Problem to work on: Each entry in the listing below should be restated word for word.

Listing:
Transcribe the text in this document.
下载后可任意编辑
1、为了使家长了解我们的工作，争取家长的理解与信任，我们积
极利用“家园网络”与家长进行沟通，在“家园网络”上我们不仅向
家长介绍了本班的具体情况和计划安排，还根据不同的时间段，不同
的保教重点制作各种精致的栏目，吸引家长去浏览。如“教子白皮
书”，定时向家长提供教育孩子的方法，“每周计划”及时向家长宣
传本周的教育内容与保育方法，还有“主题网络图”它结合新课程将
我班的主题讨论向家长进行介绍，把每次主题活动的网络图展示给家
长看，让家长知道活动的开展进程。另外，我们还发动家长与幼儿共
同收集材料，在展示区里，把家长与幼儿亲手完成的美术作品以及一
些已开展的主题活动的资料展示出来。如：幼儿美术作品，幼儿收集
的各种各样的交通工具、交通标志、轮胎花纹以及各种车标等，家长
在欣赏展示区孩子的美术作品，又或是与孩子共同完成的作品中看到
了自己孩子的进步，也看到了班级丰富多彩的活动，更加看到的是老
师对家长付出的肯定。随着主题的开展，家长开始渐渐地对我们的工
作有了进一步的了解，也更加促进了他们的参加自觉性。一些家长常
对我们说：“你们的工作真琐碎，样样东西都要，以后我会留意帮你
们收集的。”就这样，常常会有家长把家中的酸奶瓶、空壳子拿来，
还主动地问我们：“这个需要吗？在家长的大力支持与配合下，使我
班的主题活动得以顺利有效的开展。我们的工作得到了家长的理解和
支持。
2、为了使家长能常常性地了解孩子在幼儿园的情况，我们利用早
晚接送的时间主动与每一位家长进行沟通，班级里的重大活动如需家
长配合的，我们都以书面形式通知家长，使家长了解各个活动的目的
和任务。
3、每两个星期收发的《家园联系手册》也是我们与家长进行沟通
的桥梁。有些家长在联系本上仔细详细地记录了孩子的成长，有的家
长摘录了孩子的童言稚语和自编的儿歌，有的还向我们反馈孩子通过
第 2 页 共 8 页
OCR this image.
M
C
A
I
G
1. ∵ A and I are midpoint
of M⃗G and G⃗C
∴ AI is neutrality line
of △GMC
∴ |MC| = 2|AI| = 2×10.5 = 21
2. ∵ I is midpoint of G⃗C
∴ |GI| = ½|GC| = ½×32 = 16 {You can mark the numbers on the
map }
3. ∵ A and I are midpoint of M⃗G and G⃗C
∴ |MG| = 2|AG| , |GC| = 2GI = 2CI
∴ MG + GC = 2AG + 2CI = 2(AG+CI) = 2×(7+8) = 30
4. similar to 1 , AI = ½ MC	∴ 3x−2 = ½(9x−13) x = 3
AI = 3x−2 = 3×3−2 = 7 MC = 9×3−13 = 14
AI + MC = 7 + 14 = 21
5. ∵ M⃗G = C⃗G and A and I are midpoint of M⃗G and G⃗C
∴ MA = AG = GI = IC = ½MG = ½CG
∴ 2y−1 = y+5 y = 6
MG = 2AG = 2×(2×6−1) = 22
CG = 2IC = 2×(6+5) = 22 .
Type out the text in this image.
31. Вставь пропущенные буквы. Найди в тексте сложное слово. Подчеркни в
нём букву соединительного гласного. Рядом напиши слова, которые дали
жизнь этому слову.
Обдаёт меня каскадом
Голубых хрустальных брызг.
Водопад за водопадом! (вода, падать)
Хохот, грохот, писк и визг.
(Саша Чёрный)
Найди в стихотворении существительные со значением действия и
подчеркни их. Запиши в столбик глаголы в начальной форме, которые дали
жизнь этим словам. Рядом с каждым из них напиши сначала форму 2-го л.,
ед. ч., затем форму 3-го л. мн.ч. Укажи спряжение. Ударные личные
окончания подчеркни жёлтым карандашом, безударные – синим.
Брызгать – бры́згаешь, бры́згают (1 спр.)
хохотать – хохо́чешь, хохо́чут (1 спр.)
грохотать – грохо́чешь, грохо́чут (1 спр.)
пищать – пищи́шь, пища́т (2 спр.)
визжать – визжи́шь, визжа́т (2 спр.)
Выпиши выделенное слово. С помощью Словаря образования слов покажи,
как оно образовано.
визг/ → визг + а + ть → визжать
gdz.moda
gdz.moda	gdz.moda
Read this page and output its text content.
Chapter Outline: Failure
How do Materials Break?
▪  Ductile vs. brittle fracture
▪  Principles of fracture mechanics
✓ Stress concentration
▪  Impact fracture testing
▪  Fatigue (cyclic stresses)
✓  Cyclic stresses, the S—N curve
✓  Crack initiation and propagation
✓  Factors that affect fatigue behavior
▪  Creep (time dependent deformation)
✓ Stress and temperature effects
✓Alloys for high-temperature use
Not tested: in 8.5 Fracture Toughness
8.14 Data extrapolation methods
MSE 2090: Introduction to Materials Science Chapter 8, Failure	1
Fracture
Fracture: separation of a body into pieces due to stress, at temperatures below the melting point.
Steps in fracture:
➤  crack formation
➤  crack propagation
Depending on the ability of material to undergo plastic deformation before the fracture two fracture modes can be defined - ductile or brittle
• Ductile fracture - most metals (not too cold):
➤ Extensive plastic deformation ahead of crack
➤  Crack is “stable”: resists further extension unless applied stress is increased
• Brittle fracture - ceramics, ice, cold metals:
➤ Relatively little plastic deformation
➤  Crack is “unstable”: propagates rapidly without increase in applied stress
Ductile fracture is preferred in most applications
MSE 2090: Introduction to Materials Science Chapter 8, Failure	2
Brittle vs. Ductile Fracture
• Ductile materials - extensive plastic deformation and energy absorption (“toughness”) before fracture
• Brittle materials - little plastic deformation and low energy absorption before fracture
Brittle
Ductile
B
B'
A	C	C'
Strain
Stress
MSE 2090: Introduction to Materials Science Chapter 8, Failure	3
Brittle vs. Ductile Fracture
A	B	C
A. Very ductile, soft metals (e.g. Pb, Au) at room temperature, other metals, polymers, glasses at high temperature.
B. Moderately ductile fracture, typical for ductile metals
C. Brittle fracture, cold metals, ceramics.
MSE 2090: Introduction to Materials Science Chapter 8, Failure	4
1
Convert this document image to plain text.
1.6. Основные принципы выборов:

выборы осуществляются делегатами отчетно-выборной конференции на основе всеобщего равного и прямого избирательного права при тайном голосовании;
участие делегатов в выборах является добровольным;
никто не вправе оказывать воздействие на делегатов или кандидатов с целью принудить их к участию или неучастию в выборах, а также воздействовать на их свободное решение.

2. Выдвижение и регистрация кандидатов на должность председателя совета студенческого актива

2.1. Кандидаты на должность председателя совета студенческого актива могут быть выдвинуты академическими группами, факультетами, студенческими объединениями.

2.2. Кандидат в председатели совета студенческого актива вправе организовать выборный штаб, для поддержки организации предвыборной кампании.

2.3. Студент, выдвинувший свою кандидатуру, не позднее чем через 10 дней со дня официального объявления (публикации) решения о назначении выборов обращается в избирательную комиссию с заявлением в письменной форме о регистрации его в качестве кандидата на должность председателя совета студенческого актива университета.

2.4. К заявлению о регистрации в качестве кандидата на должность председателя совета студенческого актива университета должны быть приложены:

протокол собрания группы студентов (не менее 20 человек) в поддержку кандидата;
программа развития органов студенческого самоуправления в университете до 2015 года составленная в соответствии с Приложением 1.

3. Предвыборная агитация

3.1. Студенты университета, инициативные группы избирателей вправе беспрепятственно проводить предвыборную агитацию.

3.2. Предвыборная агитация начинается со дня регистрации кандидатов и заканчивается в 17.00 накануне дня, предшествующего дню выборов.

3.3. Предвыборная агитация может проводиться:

Task answer:
Transcribe the text in this document.
下载后可任意编辑
1、为了使家长了解我们的工作，争取家长的理解与信任，我们积
极利用“家园网络”与家长进行沟通，在“家园网络”上我们不仅向
家长介绍了本班的具体情况和计划安排，还根据不同的时间段，不同
的保教重点制作各种精致的栏目，吸引家长去浏览。如“教子白皮
书”，定时向家长提供教育孩子的方法，“每周计划”及时向家长宣
传本周的教育内容与保育方法，还有“主题网络图”它结合新课程将
我班的主题讨论向家长进行介绍，把每次主题活动的网络图展示给家
长看，让家长知道活动的开展进程。另外，我们还发动家长与幼儿共
同收集材料，在展示区里，把家长与幼儿亲手完成的美术作品以及一
些已开展的主题活动的资料展示出来。如：幼儿美术作品，幼儿收集
的各种各样的交通工具、交通标志、轮胎花纹以及各种车标等，家长
在欣赏展示区孩子的美术作品，又或是与孩子共同完成的作品中看到
了自己孩子的进步，也看到了班级丰富多彩的活动，更加看到的是老
师对家长付出的肯定。随着主题的开展，家长开始渐渐地对我们的工
作有了进一步的了解，也更加促进了他们的参加自觉性。一些家长常
对我们说：“你们的工作真琐碎，样样东西都要，以后我会留意帮你
们收集的。”就这样，常常会有家长把家中的酸奶瓶、空壳子拿来，
还主动地问我们：“这个需要吗？在家长的大力支持与配合下，使我
班的主题活动得以顺利有效的开展。我们的工作得到了家长的理解和
支持。
2、为了使家长能常常性地了解孩子在幼儿园的情况，我们利用早
晚接送的时间主动与每一位家长进行沟通，班级里的重大活动如需家
长配合的，我们都以书面形式通知家长，使家长了解各个活动的目的
和任务。
3、每两个星期收发的《家园联系手册》也是我们与家长进行沟通
的桥梁。有些家长在联系本上仔细详细地记录了孩子的成长，有的家
长摘录了孩子的童言稚语和自编的儿歌，有的还向我们反馈孩子通过
第 2 页 共 8 页
OCR this image.
M
C
A
I
G
1. ∵ A and I are midpoint
of M⃗G and G⃗C
∴ AI is neutrality line
of △GMC
∴ |MC| = 2|AI| = 2×10.5 = 21
2. ∵ I is midpoint of G⃗C
∴ |GI| = ½|GC| = ½×32 = 16 {You can mark the numbers on the
map }
3. ∵ A and I are midpoint of M⃗G and G⃗C
∴ |MG| = 2|AG| , |GC| = 2GI = 2CI
∴ MG + GC = 2AG + 2CI = 2(AG+CI) = 2×(7+8) = 30
4. similar to 1 , AI = ½ MC	∴ 3x−2 = ½(9x−13) x = 3
AI = 3x−2 = 3×3−2 = 7 MC = 9×3−13 = 14
AI + MC = 7 + 14 = 21
5. ∵ M⃗G = C⃗G and A and I are midpoint of M⃗G and G⃗C
∴ MA = AG = GI = IC = ½MG = ½CG
∴ 2y−1 = y+5 y = 6
MG = 2AG = 2×(2×6−1) = 22
CG = 2IC = 2×(6+5) = 22 .
Type out the text in this image.
31. Вставь пропущенные буквы. Найди в тексте сложное слово. Подчеркни в
нём букву соединительного гласного. Рядом напиши слова, которые дали
жизнь этому слову.
Обдаёт меня каскадом
Голубых хрустальных брызг.
Водопад за водопадом! (вода, падать)
Хохот, грохот, писк и визг.
(Саша Чёрный)
Найди в стихотворении существительные со значением действия и
подчеркни их. Запиши в столбик глаголы в начальной форме, которые дали
жизнь этим словам. Рядом с каждым из них напиши сначала форму 2-го л.,
ед. ч., затем форму 3-го л. мн.ч. Укажи спряжение. Ударные личные
окончания подчеркни жёлтым карандашом, безударные – синим.
Брызгать – бры́згаешь, бры́згают (1 спр.)
хохотать – хохо́чешь, хохо́чут (1 спр.)
грохотать – грохо́чешь, грохо́чут (1 спр.)
пищать – пищи́шь, пища́т (2 спр.)
визжать – визжи́шь, визжа́т (2 спр.)
Выпиши выделенное слово. С помощью Словаря образования слов покажи,
как оно образовано.
визг/ → визг + а + ть → визжать
gdz.moda
gdz.moda	gdz.moda
Read this page and output its text content.
Chapter Outline: Failure
How do Materials Break?
▪  Ductile vs. brittle fracture
▪  Principles of fracture mechanics
✓ Stress concentration
▪  Impact fracture testing
▪  Fatigue (cyclic stresses)
✓  Cyclic stresses, the S—N curve
✓  Crack initiation and propagation
✓  Factors that affect fatigue behavior
▪  Creep (time dependent deformation)
✓ Stress and temperature effects
✓Alloys for high-temperature use
Not tested: in 8.5 Fracture Toughness
8.14 Data extrapolation methods
MSE 2090: Introduction to Materials Science Chapter 8, Failure	1
Fracture
Fracture: separation of a body into pieces due to stress, at temperatures below the melting point.
Steps in fracture:
➤  crack formation
➤  crack propagation
Depending on the ability of material to undergo plastic deformation before the fracture two fracture modes can be defined - ductile or brittle
• Ductile fracture - most metals (not too cold):
➤ Extensive plastic deformation ahead of crack
➤  Crack is “stable”: resists further extension unless applied stress is increased
• Brittle fracture - ceramics, ice, cold metals:
➤ Relatively little plastic deformation
➤  Crack is “unstable”: propagates rapidly without increase in applied stress
Ductile fracture is preferred in most applications
MSE 2090: Introduction to Materials Science Chapter 8, Failure	2
Brittle vs. Ductile Fracture
• Ductile materials - extensive plastic deformation and energy absorption (“toughness”) before fracture
• Brittle materials - little plastic deformation and low energy absorption before fracture
Brittle
Ductile
B
B'
A	C	C'
Strain
Stress
MSE 2090: Introduction to Materials Science Chapter 8, Failure	3
Brittle vs. Ductile Fracture
A	B	C
A. Very ductile, soft metals (e.g. Pb, Au) at room temperature, other metals, polymers, glasses at high temperature.
B. Moderately ductile fracture, typical for ductile metals
C. Brittle fracture, cold metals, ceramics.
MSE 2090: Introduction to Materials Science Chapter 8, Failure	4
1
Convert this document image to plain text.
1.6. Основные принципы выборов:

выборы осуществляются делегатами отчетно-выборной конференции на основе всеобщего равного и прямого избирательного права при тайном голосовании;
участие делегатов в выборах является добровольным;
никто не вправе оказывать воздействие на делегатов или кандидатов с целью принудить их к участию или неучастию в выборах, а также воздействовать на их свободное решение.

2. Выдвижение и регистрация кандидатов на должность председателя совета студенческого актива

2.1. Кандидаты на должность председателя совета студенческого актива могут быть выдвинуты академическими группами, факультетами, студенческими объединениями.

2.2. Кандидат в председатели совета студенческого актива вправе организовать выборный штаб, для поддержки организации предвыборной кампании.

2.3. Студент, выдвинувший свою кандидатуру, не позднее чем через 10 дней со дня официального объявления (публикации) решения о назначении выборов обращается в избирательную комиссию с заявлением в письменной форме о регистрации его в качестве кандидата на должность председателя совета студенческого актива университета.

2.4. К заявлению о регистрации в качестве кандидата на должность председателя совета студенческого актива университета должны быть приложены:

протокол собрания группы студентов (не менее 20 человек) в поддержку кандидата;
программа развития органов студенческого самоуправления в университете до 2015 года составленная в соответствии с Приложением 1.

3. Предвыборная агитация

3.1. Студенты университета, инициативные группы избирателей вправе беспрепятственно проводить предвыборную агитацию.

3.2. Предвыборная агитация начинается со дня регистрации кандидатов и заканчивается в 17.00 накануне дня, предшествующего дню выборов.

3.3. Предвыборная агитация может проводиться:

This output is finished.